- _Provided data_
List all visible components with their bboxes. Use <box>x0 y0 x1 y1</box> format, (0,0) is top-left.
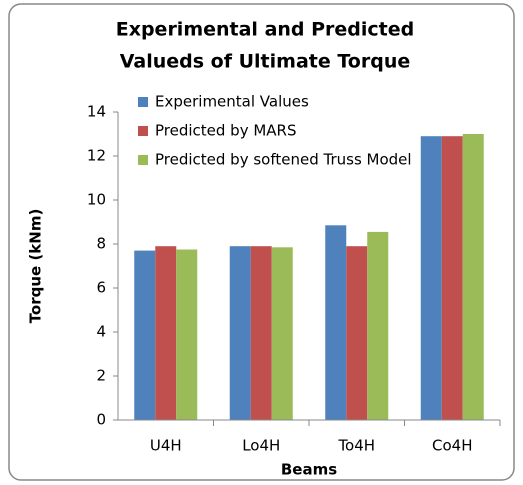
chart-title: Valueds of Ultimate Torque <box>120 51 410 73</box>
y-tick-label: 10 <box>87 191 106 209</box>
y-tick-label: 0 <box>96 411 106 429</box>
bar <box>346 246 368 420</box>
bar <box>462 134 484 420</box>
bar <box>420 136 442 420</box>
x-tick-label: U4H <box>150 437 182 455</box>
bar <box>441 136 463 420</box>
y-tick-label: 8 <box>96 235 106 253</box>
bar <box>176 249 198 420</box>
bar <box>134 250 156 420</box>
x-tick-label: To4H <box>337 437 375 455</box>
y-axis-title: Torque (kNm) <box>27 209 45 324</box>
legend-label: Experimental Values <box>155 93 309 111</box>
y-tick-label: 12 <box>87 147 106 165</box>
bar <box>325 225 347 420</box>
bar <box>155 246 177 420</box>
legend-label: Predicted by softened Truss Model <box>155 151 412 169</box>
x-tick-label: Lo4H <box>242 437 280 455</box>
x-tick-label: Co4H <box>432 437 472 455</box>
bar <box>229 246 251 420</box>
legend-label: Predicted by MARS <box>155 122 297 140</box>
legend-swatch <box>138 155 148 165</box>
bar <box>367 231 389 420</box>
y-tick-label: 4 <box>96 323 106 341</box>
legend-swatch <box>138 126 148 136</box>
bar <box>271 247 293 420</box>
y-tick-label: 2 <box>96 367 106 385</box>
x-axis-title: Beams <box>281 461 337 479</box>
y-tick-label: 14 <box>87 103 106 121</box>
legend-swatch <box>138 97 148 107</box>
bar <box>250 246 272 420</box>
y-tick-label: 6 <box>96 279 106 297</box>
chart-title: Experimental and Predicted <box>116 19 415 41</box>
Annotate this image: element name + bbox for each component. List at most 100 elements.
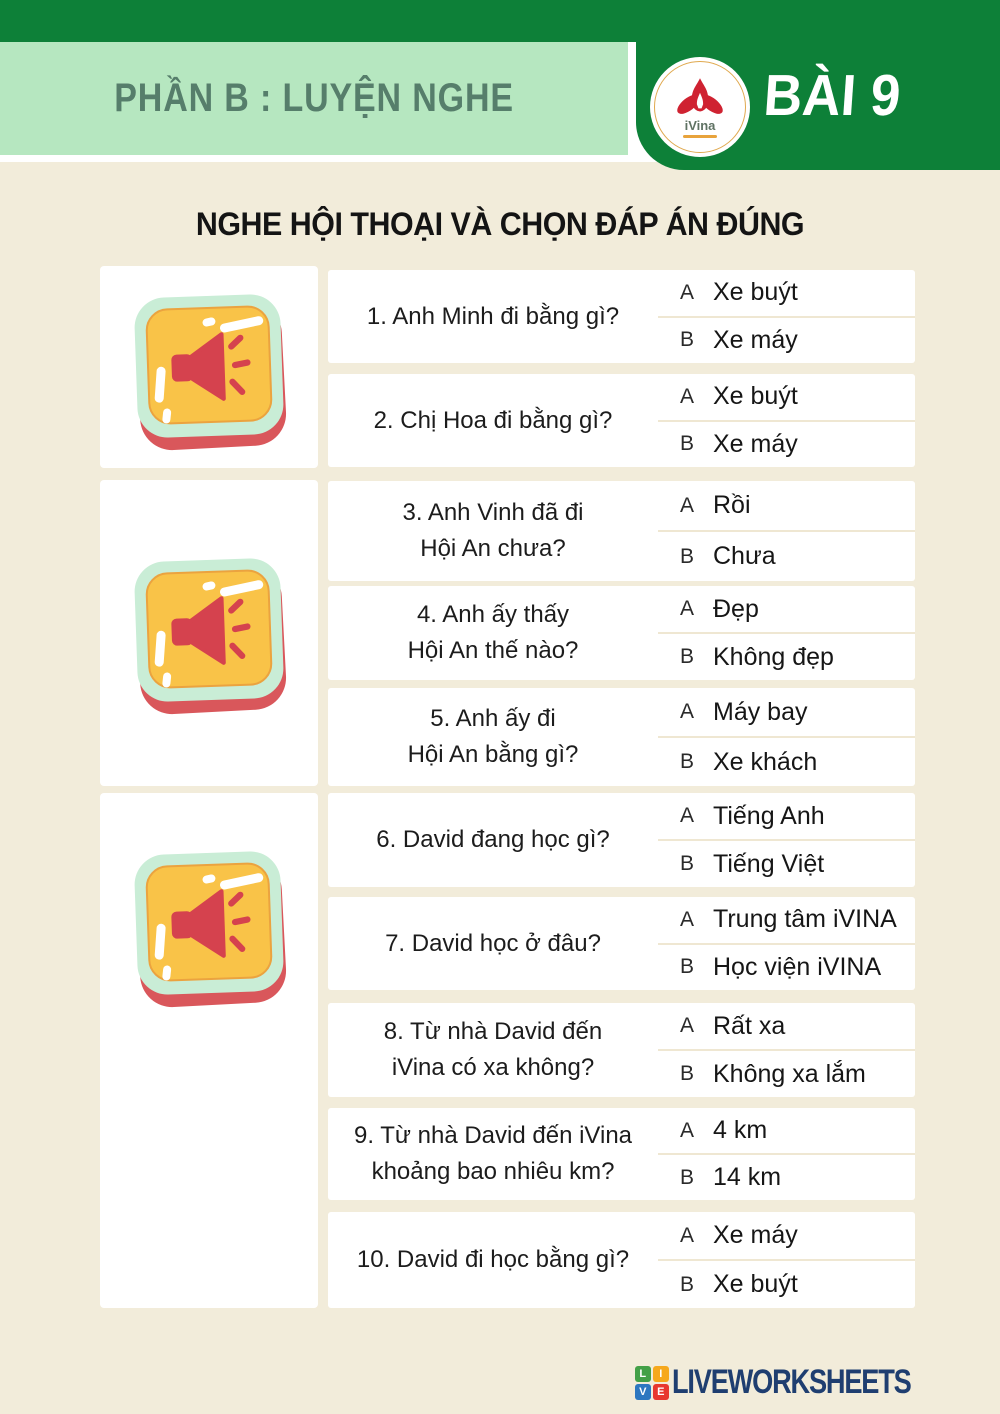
option-a[interactable]: A Xe buýt [658,270,915,316]
option-a[interactable]: A Xe máy [658,1212,915,1259]
option-text: Chưa [713,542,776,570]
ivina-logo: iVina [650,57,750,157]
option-b[interactable]: B Học viện iVINA [658,942,915,991]
question-card-3: 3. Anh Vinh đã đi Hội An chưa? A Rồi B C… [328,481,915,581]
option-b[interactable]: B Tiếng Việt [658,839,915,887]
option-text: Tiếng Anh [713,801,825,830]
question-card-5: 5. Anh ấy đi Hội An bằng gì? A Máy bay B… [328,688,915,786]
option-a[interactable]: A Đẹp [658,586,915,632]
question-text: 4. Anh ấy thấy Hội An thế nào? [407,601,579,664]
option-a[interactable]: A Máy bay [658,688,915,736]
option-letter: A [680,597,695,620]
play-audio-button-2[interactable] [133,557,288,716]
question-text: 3. Anh Vinh đã đi Hội An chưa? [402,499,584,562]
question-card-4: 4. Anh ấy thấy Hội An thế nào? A Đẹp B K… [328,586,915,680]
option-a[interactable]: A Rồi [658,481,915,530]
option-text: Đẹp [713,594,759,623]
option-letter: A [680,907,695,931]
option-b[interactable]: B Xe khách [658,736,915,786]
logo-square-l: L [634,1365,651,1382]
question-text: 6. David đang học gì? [376,826,610,853]
options: A 4 km B 14 km [658,1108,915,1200]
option-b[interactable]: B Xe máy [658,315,915,364]
play-audio-button-1[interactable] [133,293,288,452]
option-text: 4 km [713,1116,768,1144]
option-letter: A [680,1014,695,1037]
option-text: Máy bay [713,697,808,726]
option-text: Không đẹp [713,642,834,671]
question-text: 5. Anh ấy đi Hội An bằng gì? [407,705,579,768]
question-text: 10. David đi học bằng gì? [356,1246,630,1273]
option-a[interactable]: A Rất xa [658,1003,915,1049]
audio-box-2 [100,480,318,786]
audio-box-3 [100,793,318,1308]
option-text: Không xa lắm [713,1059,866,1088]
megaphone-icon [171,596,251,665]
option-text: Học viện iVINA [713,952,882,981]
question-text: 7. David học ở đâu? [385,929,601,957]
option-b[interactable]: B Không đẹp [658,632,915,680]
option-a[interactable]: A Trung tâm iVINA [658,897,915,943]
option-a[interactable]: A Xe buýt [658,374,915,420]
option-text: Xe máy [713,325,798,354]
option-letter: A [680,700,695,723]
logo-square-v: V [634,1383,651,1400]
option-letter: B [680,645,695,668]
option-letter: A [680,280,695,304]
option-b[interactable]: B Không xa lắm [658,1049,915,1097]
question-card-7: 7. David học ở đâu? A Trung tâm iVINA B … [328,897,915,990]
logo-tagline-bar [683,134,717,138]
option-text: Xe máy [713,429,798,458]
question-text: 8. Từ nhà David đến iVina có xa không? [383,1018,603,1081]
highlight-dash [161,965,172,981]
question-card-6: 6. David đang học gì? A Tiếng Anh B Tiến… [328,793,915,887]
option-text: Trung tâm iVINA [713,905,897,934]
option-b[interactable]: B 14 km [658,1153,915,1200]
megaphone-icon [171,332,251,401]
highlight-dash [161,408,172,424]
logo-square-i: I [652,1365,669,1382]
option-letter: B [680,1165,695,1189]
logo-square-e: E [652,1383,669,1400]
option-letter: A [680,384,695,408]
lotus-flower-icon [677,77,723,114]
option-text: Xe khách [713,747,818,776]
speaker-frame-yellow [145,304,273,426]
option-letter: A [680,1118,695,1142]
play-audio-button-3[interactable] [133,850,288,1009]
option-letter: B [680,328,695,352]
lesson-panel: iVina BÀI 9 [636,0,1000,170]
question-text: 2. Chị Hoa đi bằng gì? [373,406,613,434]
question-card-8: 8. Từ nhà David đến iVina có xa không? A… [328,1003,915,1097]
section-label: PHẦN B : LUYỆN NGHE [114,76,514,120]
question-card-2: 2. Chị Hoa đi bằng gì? A Xe buýt B Xe má… [328,374,915,467]
option-letter: A [680,493,695,517]
option-text: Rồi [713,491,751,519]
option-b[interactable]: B Xe máy [658,419,915,468]
option-b[interactable]: B Xe buýt [658,1259,915,1308]
option-a[interactable]: A 4 km [658,1108,915,1153]
option-b[interactable]: B Chưa [658,530,915,581]
option-a[interactable]: A Tiếng Anh [658,793,915,839]
option-text: Tiếng Việt [713,849,825,878]
logo-wordmark: iVina [684,117,716,133]
option-letter: B [680,955,695,979]
question-card-9: 9. Từ nhà David đến iVina khoảng bao nhi… [328,1108,915,1200]
liveworksheets-squares-icon: L I V E [634,1365,669,1400]
question-text: 9. Từ nhà David đến iVina khoảng bao nhi… [353,1122,633,1185]
question-card-1: 1. Anh Minh đi bằng gì? A Xe buýt B Xe m… [328,270,915,363]
option-letter: A [680,1223,695,1247]
option-letter: A [680,804,695,827]
option-text: Xe buýt [713,382,798,411]
option-letter: B [680,432,695,456]
options: A Xe máy B Xe buýt [658,1212,915,1308]
options: A Xe buýt B Xe máy [658,374,915,467]
liveworksheets-logo: L I V E LIVEWORKSHEETS [634,1363,970,1402]
section-banner: PHẦN B : LUYỆN NGHE [0,42,628,155]
option-letter: B [680,750,695,773]
speaker-frame-yellow [145,568,273,690]
option-letter: B [680,1272,695,1296]
option-letter: B [680,1062,695,1085]
options: A Rất xa B Không xa lắm [658,1003,915,1097]
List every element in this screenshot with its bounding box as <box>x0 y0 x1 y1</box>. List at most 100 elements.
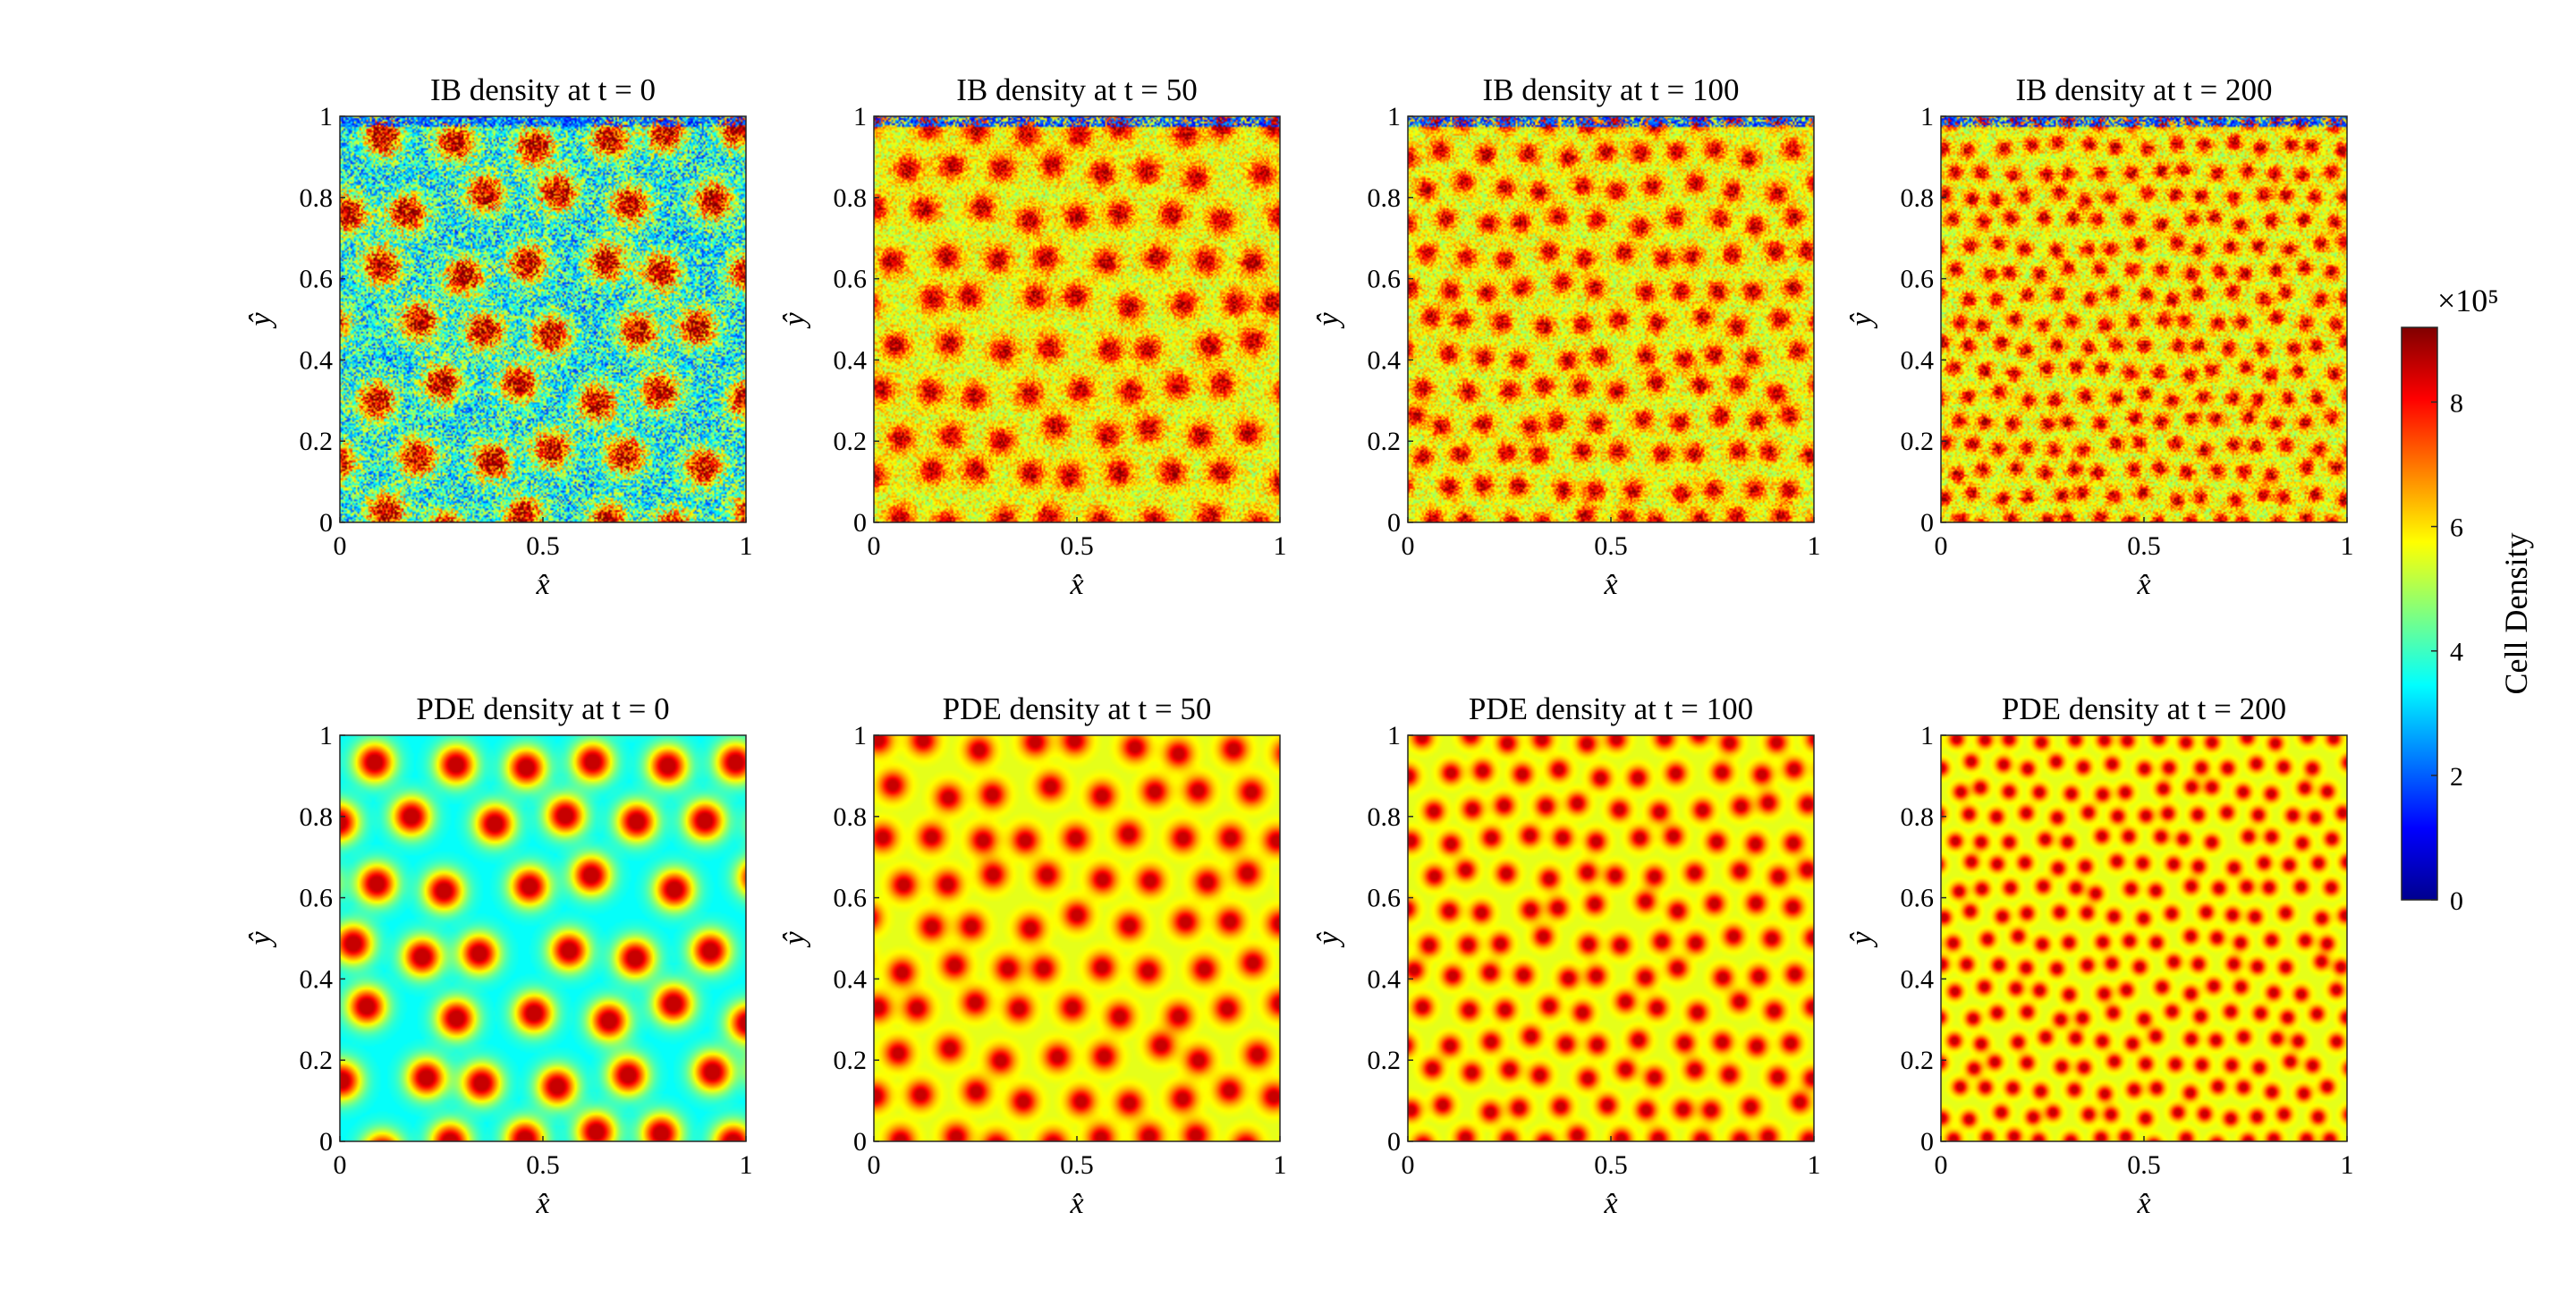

- _Task to carry out_
Rewrite all of the records above, substituting "Moment" for every occurrence of "Torque" and keeping everything else unchanged. Omit the pictures from your answer.

- _The reply_
List all visible components with their bboxes. Use <box>x0 y0 x1 y1</box> format, (0,0) is top-left.
chart-title: Valueds of Ultimate Moment <box>120 51 410 73</box>
y-tick-label: 10 <box>87 191 106 209</box>
y-tick-label: 0 <box>96 411 106 429</box>
bar <box>346 246 368 420</box>
bar <box>462 134 484 420</box>
bar <box>420 136 442 420</box>
x-tick-label: U4H <box>150 437 182 455</box>
bar <box>441 136 463 420</box>
y-tick-label: 8 <box>96 235 106 253</box>
bar <box>176 249 198 420</box>
bar <box>134 250 156 420</box>
x-tick-label: To4H <box>337 437 375 455</box>
y-axis-title: Moment (kNm) <box>27 209 45 324</box>
legend-label: Experimental Values <box>155 93 309 111</box>
y-tick-label: 12 <box>87 147 106 165</box>
bar <box>325 225 347 420</box>
bar <box>155 246 177 420</box>
legend-label: Predicted by softened Truss Model <box>155 151 412 169</box>
x-tick-label: Lo4H <box>242 437 280 455</box>
x-tick-label: Co4H <box>432 437 472 455</box>
bar <box>229 246 251 420</box>
legend-label: Predicted by MARS <box>155 122 297 140</box>
legend-swatch <box>138 155 148 165</box>
bar <box>367 231 389 420</box>
y-tick-label: 4 <box>96 323 106 341</box>
legend-swatch <box>138 126 148 136</box>
bar <box>271 247 293 420</box>
y-tick-label: 2 <box>96 367 106 385</box>
x-axis-title: Beams <box>281 461 337 479</box>
y-tick-label: 14 <box>87 103 106 121</box>
legend-swatch <box>138 97 148 107</box>
bar <box>250 246 272 420</box>
y-tick-label: 6 <box>96 279 106 297</box>
chart-title: Experimental and Predicted <box>116 19 415 41</box>
Annotate this image: element name + bbox for each component. List at most 100 elements.
option-a[interactable]: A Xe buýt [658,270,915,316]
option-a[interactable]: A Xe máy [658,1212,915,1259]
option-text: Chưa [713,542,776,570]
ivina-logo: iVina [650,57,750,157]
option-b[interactable]: B Học viện iVINA [658,942,915,991]
question-card-3: 3. Anh Vinh đã đi Hội An chưa? A Rồi B C… [328,481,915,581]
option-b[interactable]: B Tiếng Việt [658,839,915,887]
option-text: Tiếng Anh [713,801,825,830]
question-card-5: 5. Anh ấy đi Hội An bằng gì? A Máy bay B… [328,688,915,786]
option-a[interactable]: A Đẹp [658,586,915,632]
question-text: 4. Anh ấy thấy Hội An thế nào? [407,601,579,664]
option-a[interactable]: A Máy bay [658,688,915,736]
option-letter: A [680,597,695,620]
play-audio-button-2[interactable] [133,557,288,716]
question-text: 3. Anh Vinh đã đi Hội An chưa? [402,499,584,562]
question-card-4: 4. Anh ấy thấy Hội An thế nào? A Đẹp B K… [328,586,915,680]
option-a[interactable]: A Rồi [658,481,915,530]
option-text: Đẹp [713,594,759,623]
option-letter: A [680,907,695,931]
option-b[interactable]: B Xe khách [658,736,915,786]
logo-square-l: L [634,1365,651,1382]
question-text: 6. David đang học gì? [376,826,610,853]
options: A 4 km B 14 km [658,1108,915,1200]
option-b[interactable]: B Xe máy [658,315,915,364]
play-audio-button-1[interactable] [133,293,288,452]
option-text: 4 km [713,1116,768,1144]
option-letter: A [680,1014,695,1037]
option-text: Máy bay [713,697,808,726]
option-text: Không đẹp [713,642,834,671]
question-text: 5. Anh ấy đi Hội An bằng gì? [407,705,579,768]
question-text: 10. David đi học bằng gì? [356,1246,630,1273]
option-a[interactable]: A Rất xa [658,1003,915,1049]
audio-box-2 [100,480,318,786]
audio-box-3 [100,793,318,1308]
option-text: Không xa lắm [713,1059,866,1088]
megaphone-icon [171,596,251,665]
option-text: Học viện iVINA [713,952,882,981]
question-text: 7. David học ở đâu? [385,929,601,957]
option-b[interactable]: B Không đẹp [658,632,915,680]
option-a[interactable]: A Trung tâm iVINA [658,897,915,943]
option-a[interactable]: A Xe buýt [658,374,915,420]
option-text: Xe máy [713,325,798,354]
option-letter: A [680,700,695,723]
logo-square-v: V [634,1383,651,1400]
option-letter: B [680,645,695,668]
option-letter: A [680,280,695,304]
option-b[interactable]: B Không xa lắm [658,1049,915,1097]
question-card-7: 7. David học ở đâu? A Trung tâm iVINA B … [328,897,915,990]
logo-tagline-bar [683,134,717,138]
option-text: Xe máy [713,429,798,458]
question-text: 8. Từ nhà David đến iVina có xa không? [383,1018,603,1081]
highlight-dash [161,965,172,981]
question-card-6: 6. David đang học gì? A Tiếng Anh B Tiến… [328,793,915,887]
option-text: Trung tâm iVINA [713,905,897,934]
option-b[interactable]: B 14 km [658,1153,915,1200]
megaphone-icon [171,332,251,401]
highlight-dash [161,408,172,424]
logo-square-i: I [652,1365,669,1382]
option-letter: B [680,1165,695,1189]
logo-square-e: E [652,1383,669,1400]
option-letter: A [680,384,695,408]
lotus-flower-icon [677,77,723,114]
option-text: Xe khách [713,747,818,776]
speaker-frame-yellow [145,304,273,426]
option-letter: A [680,1118,695,1142]
play-audio-button-3[interactable] [133,850,288,1009]
option-letter: B [680,328,695,352]
lesson-panel: iVina BÀI 9 [636,0,1000,170]
question-text: 2. Chị Hoa đi bằng gì? [373,406,613,434]
question-card-8: 8. Từ nhà David đến iVina có xa không? A… [328,1003,915,1097]
section-label: PHẦN B : LUYỆN NGHE [114,76,514,120]
question-card-2: 2. Chị Hoa đi bằng gì? A Xe buýt B Xe má… [328,374,915,467]
option-letter: A [680,493,695,517]
option-text: Rồi [713,491,751,519]
option-b[interactable]: B Xe máy [658,419,915,468]
option-b[interactable]: B Xe buýt [658,1259,915,1308]
option-a[interactable]: A 4 km [658,1108,915,1153]
option-b[interactable]: B Chưa [658,530,915,581]
option-a[interactable]: A Tiếng Anh [658,793,915,839]
option-text: Tiếng Việt [713,849,825,878]
logo-wordmark: iVina [684,117,716,133]
option-letter: B [680,955,695,979]
question-card-9: 9. Từ nhà David đến iVina khoảng bao nhi… [328,1108,915,1200]
liveworksheets-squares-icon: L I V E [634,1365,669,1400]
question-text: 9. Từ nhà David đến iVina khoảng bao nhi… [353,1122,633,1185]
question-card-1: 1. Anh Minh đi bằng gì? A Xe buýt B Xe m… [328,270,915,363]
option-letter: A [680,1223,695,1247]
option-letter: A [680,804,695,827]
option-text: Xe buýt [713,382,798,411]
option-letter: B [680,432,695,456]
options: A Xe máy B Xe buýt [658,1212,915,1308]
options: A Xe buýt B Xe máy [658,374,915,467]
liveworksheets-logo: L I V E LIVEWORKSHEETS [634,1363,970,1402]
section-banner: PHẦN B : LUYỆN NGHE [0,42,628,155]
option-letter: B [680,750,695,773]
speaker-frame-yellow [145,568,273,690]
option-letter: B [680,1272,695,1296]
option-letter: B [680,1062,695,1085]
options: A Rất xa B Không xa lắm [658,1003,915,1097]
List every element in this screenshot with its bounding box as <box>x0 y0 x1 y1</box>. List at most 100 elements.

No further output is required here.